[Start of Raw data]

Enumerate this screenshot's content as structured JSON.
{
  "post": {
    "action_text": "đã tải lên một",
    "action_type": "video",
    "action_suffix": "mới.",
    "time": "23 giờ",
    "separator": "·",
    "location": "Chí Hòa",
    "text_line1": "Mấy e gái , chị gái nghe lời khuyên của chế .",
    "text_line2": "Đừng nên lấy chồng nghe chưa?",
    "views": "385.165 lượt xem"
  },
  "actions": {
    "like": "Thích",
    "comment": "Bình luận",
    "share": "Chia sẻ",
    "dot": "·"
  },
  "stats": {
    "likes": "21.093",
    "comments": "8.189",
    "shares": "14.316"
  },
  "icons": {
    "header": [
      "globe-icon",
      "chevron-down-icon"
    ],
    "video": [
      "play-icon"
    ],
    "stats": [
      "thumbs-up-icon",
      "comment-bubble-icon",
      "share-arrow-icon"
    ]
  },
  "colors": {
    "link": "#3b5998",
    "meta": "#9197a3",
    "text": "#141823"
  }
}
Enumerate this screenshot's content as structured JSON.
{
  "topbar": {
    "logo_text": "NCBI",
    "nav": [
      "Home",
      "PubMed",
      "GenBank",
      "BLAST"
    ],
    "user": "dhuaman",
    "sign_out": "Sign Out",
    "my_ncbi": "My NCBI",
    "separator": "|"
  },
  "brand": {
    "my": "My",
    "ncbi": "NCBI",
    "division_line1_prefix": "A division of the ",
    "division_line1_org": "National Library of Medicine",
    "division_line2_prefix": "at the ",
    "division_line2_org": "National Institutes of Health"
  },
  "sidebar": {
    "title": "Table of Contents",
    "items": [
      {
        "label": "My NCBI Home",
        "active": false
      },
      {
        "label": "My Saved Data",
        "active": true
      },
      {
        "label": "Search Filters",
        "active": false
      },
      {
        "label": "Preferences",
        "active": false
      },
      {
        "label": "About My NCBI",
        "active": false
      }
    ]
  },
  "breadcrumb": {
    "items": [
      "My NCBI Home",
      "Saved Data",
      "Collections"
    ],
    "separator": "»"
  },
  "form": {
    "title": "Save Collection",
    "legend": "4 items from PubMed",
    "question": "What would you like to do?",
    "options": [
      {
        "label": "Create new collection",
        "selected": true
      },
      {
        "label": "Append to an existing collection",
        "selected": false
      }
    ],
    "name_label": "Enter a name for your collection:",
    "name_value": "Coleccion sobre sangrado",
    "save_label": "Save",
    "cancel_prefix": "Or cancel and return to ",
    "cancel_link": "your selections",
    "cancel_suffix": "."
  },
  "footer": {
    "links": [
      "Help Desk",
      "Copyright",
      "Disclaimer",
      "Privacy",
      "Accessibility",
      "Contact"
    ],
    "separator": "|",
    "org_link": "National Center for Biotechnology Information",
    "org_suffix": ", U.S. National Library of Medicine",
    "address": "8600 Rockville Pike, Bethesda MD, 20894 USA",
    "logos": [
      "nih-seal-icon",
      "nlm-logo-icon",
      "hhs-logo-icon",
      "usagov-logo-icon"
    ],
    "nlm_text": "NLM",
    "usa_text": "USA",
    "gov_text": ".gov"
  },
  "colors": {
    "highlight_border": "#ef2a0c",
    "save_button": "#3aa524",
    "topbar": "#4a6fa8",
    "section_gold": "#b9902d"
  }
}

[End of Raw data]
[Start of Raw data]

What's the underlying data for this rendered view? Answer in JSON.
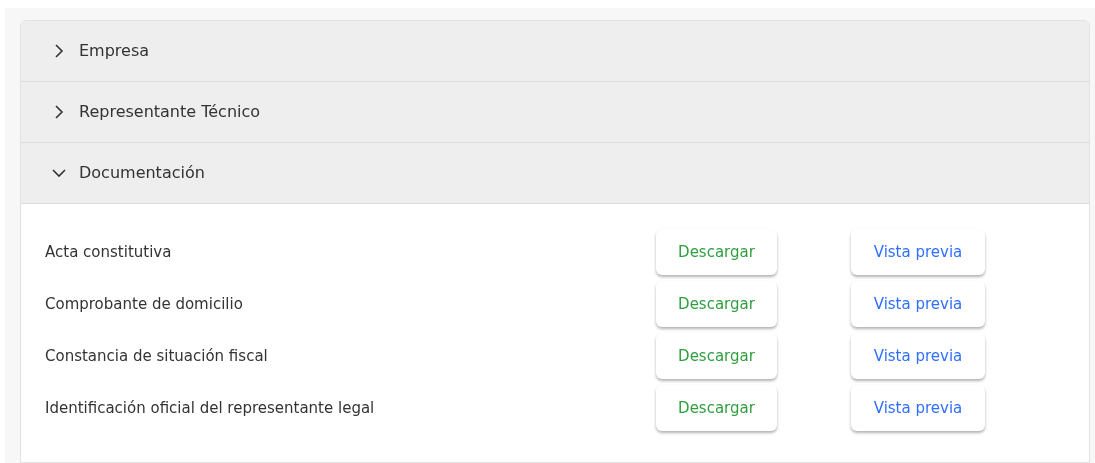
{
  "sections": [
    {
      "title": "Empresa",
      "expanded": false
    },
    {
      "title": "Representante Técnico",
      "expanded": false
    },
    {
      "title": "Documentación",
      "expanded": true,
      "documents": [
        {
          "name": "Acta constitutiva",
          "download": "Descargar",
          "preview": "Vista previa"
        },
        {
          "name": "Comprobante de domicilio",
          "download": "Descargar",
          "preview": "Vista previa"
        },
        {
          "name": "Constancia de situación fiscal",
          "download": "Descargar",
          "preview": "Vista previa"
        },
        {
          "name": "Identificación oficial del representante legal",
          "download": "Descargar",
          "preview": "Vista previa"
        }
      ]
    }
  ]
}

[End of Raw data]

» **Short exercise**: Collect the complete line wherever the string "separator" appears in the records.

» **Result for this exercise**:
    "separator": "·",
    "separator": "|"
    "separator": "»"
    "separator": "|",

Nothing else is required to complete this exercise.